Direction | Locate all lines with the word "noviembre" and copy them out.

══ Data to use

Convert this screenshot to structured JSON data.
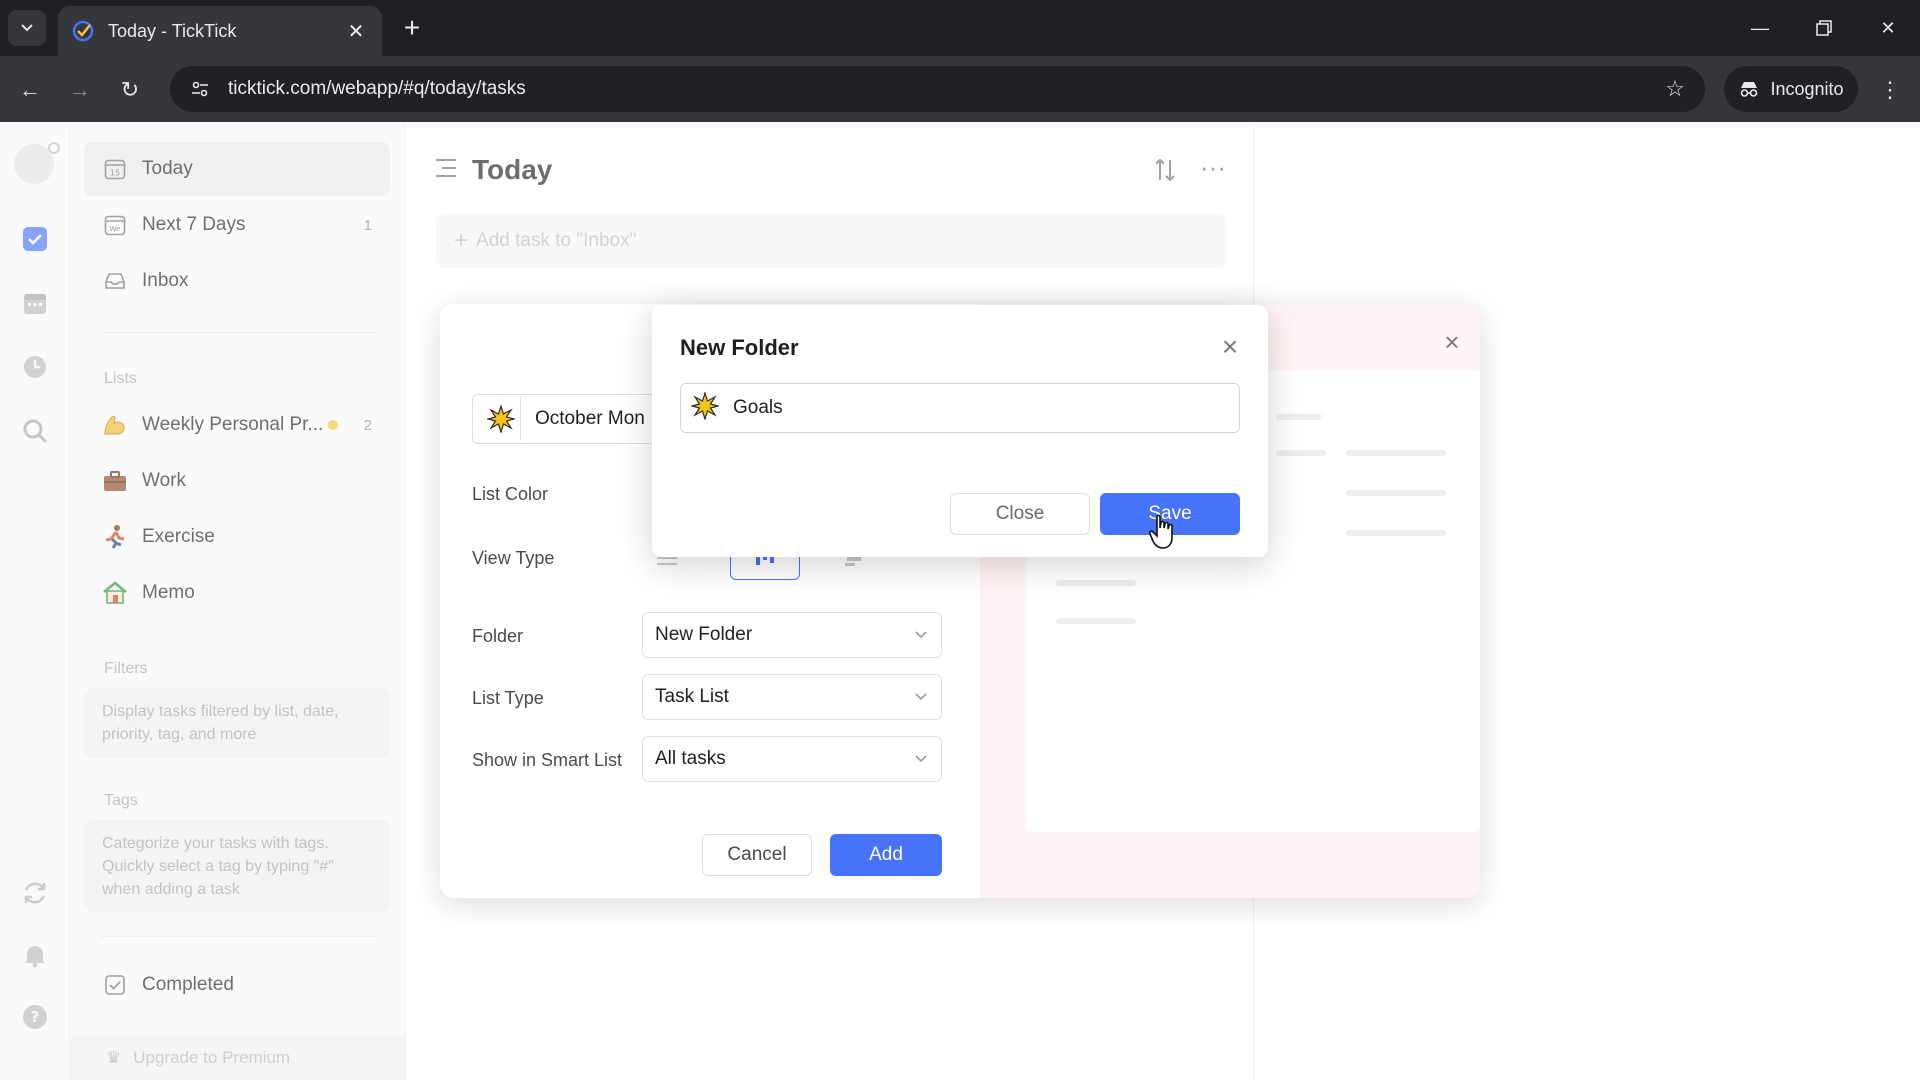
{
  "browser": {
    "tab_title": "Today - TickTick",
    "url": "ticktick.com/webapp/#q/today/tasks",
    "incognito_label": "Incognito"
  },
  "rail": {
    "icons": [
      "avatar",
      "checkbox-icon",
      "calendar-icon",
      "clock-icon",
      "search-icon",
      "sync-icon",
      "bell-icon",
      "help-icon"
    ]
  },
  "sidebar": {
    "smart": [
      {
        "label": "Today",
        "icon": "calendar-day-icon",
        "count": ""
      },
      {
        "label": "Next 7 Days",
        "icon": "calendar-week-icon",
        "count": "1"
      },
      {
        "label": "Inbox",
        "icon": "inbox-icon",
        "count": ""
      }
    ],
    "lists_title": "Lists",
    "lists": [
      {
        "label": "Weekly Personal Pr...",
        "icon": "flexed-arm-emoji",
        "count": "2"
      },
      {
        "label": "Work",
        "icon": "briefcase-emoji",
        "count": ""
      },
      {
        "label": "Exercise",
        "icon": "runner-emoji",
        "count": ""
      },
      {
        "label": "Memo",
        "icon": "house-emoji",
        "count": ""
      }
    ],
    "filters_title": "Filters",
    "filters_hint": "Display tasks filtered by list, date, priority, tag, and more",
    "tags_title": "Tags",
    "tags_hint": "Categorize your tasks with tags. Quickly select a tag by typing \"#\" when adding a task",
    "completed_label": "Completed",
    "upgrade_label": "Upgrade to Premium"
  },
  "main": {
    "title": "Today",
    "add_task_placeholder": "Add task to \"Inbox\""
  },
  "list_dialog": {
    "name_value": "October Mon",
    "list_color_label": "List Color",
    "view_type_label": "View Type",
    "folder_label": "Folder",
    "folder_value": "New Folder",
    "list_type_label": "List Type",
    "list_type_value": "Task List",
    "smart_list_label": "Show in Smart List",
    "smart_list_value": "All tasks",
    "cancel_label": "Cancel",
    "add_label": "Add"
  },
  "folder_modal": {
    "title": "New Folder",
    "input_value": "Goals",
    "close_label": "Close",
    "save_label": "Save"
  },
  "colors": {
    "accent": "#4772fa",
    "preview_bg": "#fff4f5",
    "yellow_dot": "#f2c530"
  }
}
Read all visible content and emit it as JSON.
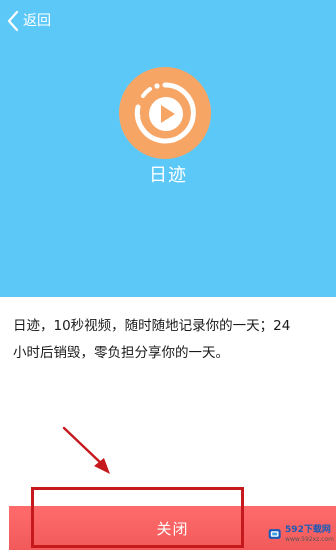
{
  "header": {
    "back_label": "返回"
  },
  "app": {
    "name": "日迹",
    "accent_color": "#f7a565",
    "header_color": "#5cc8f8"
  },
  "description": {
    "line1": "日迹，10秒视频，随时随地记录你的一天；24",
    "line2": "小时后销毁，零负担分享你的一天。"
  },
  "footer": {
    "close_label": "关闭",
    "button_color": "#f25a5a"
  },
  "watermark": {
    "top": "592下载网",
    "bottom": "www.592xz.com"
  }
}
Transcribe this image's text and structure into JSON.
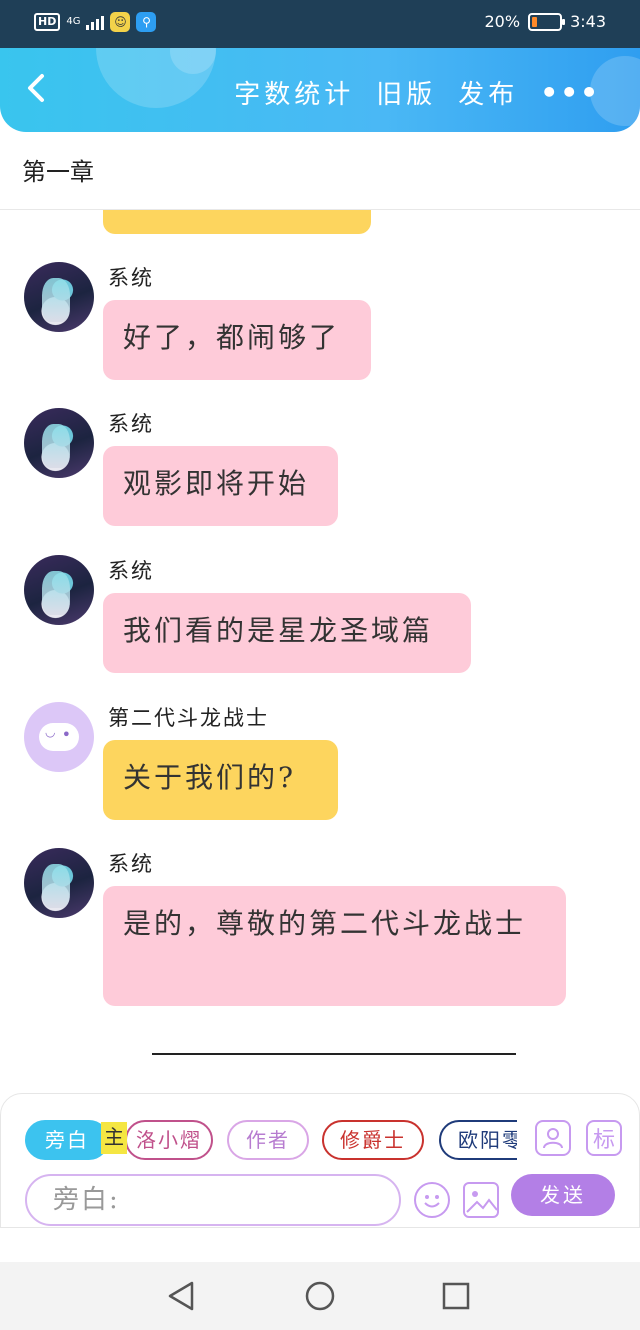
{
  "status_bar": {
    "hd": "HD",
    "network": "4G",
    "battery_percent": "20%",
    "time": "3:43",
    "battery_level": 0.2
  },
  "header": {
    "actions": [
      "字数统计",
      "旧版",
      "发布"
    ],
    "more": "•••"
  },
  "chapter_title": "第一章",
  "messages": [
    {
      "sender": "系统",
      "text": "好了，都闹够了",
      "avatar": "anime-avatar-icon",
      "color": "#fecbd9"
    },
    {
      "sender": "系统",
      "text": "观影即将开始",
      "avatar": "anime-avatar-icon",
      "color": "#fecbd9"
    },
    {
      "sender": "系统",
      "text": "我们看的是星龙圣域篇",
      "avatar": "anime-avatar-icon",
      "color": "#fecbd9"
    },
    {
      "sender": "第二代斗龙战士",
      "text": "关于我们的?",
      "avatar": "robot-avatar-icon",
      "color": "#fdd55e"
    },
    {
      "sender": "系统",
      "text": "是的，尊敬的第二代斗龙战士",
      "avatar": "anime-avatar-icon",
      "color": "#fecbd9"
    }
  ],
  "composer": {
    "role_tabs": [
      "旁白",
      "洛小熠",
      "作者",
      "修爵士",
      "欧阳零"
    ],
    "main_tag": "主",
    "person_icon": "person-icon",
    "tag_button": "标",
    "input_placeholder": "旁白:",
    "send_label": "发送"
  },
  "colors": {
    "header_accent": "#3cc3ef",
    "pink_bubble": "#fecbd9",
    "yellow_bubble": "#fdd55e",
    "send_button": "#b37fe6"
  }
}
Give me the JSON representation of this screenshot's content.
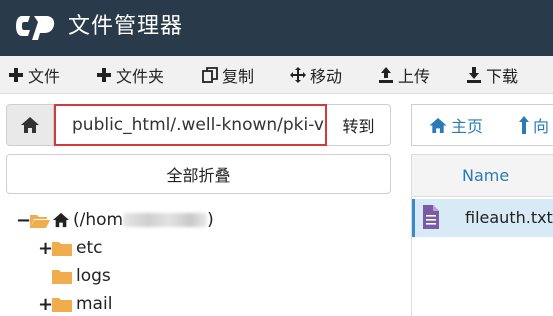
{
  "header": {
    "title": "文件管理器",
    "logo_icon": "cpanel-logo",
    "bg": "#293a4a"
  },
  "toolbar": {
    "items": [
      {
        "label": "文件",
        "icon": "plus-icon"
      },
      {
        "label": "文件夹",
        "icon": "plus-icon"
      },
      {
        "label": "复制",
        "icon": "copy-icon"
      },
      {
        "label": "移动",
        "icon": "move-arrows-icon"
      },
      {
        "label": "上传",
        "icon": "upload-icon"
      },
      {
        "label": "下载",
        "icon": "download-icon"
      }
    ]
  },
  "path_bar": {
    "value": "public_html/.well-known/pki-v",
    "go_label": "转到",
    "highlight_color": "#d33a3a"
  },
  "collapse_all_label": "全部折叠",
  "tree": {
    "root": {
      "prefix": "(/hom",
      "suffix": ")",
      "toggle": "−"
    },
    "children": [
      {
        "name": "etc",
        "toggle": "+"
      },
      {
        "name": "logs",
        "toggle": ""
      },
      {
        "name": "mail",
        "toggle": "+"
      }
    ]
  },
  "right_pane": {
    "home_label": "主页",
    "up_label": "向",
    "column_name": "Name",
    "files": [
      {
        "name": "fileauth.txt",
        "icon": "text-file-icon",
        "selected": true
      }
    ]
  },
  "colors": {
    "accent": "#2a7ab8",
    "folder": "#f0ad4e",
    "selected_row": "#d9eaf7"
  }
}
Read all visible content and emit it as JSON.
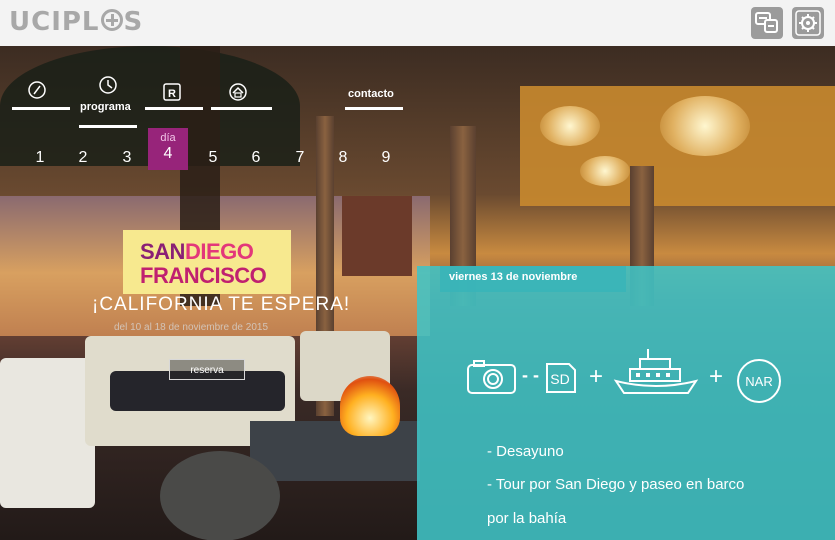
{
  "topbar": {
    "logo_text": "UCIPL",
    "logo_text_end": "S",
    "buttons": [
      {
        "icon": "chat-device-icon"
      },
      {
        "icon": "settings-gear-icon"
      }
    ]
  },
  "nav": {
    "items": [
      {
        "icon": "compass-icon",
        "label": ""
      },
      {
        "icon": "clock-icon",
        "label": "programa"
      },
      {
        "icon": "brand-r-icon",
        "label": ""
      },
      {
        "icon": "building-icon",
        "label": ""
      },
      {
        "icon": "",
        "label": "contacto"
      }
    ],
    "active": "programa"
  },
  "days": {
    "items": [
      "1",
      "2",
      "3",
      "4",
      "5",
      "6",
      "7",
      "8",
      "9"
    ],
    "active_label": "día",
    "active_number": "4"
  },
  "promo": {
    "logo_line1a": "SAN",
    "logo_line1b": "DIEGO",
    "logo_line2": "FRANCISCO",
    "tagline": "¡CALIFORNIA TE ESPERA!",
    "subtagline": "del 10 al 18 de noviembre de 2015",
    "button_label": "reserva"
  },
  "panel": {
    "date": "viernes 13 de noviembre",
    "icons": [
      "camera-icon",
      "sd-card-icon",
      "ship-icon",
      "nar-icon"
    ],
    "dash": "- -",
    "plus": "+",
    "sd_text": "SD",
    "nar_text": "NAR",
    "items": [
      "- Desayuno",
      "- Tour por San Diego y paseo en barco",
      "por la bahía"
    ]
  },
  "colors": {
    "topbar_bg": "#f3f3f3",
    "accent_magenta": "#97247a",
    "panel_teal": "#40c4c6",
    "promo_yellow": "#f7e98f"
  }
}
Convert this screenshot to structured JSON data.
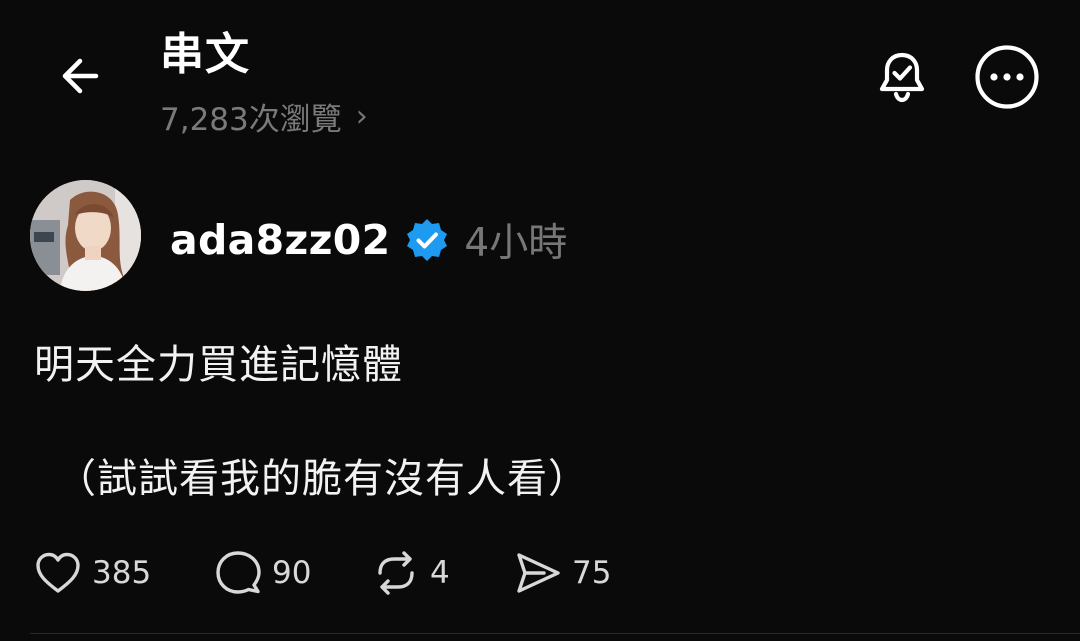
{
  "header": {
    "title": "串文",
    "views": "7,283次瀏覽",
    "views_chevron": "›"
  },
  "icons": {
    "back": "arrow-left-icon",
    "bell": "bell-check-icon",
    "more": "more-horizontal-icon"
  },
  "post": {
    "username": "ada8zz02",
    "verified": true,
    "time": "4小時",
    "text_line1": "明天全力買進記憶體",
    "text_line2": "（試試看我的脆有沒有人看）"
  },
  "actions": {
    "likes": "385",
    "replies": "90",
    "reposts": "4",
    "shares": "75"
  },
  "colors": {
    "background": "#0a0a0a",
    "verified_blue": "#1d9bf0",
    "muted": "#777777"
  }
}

════

Solution to this task |
    "subtagline": "del 10 al 18 de noviembre de 2015",
    "date": "viernes 13 de noviembre",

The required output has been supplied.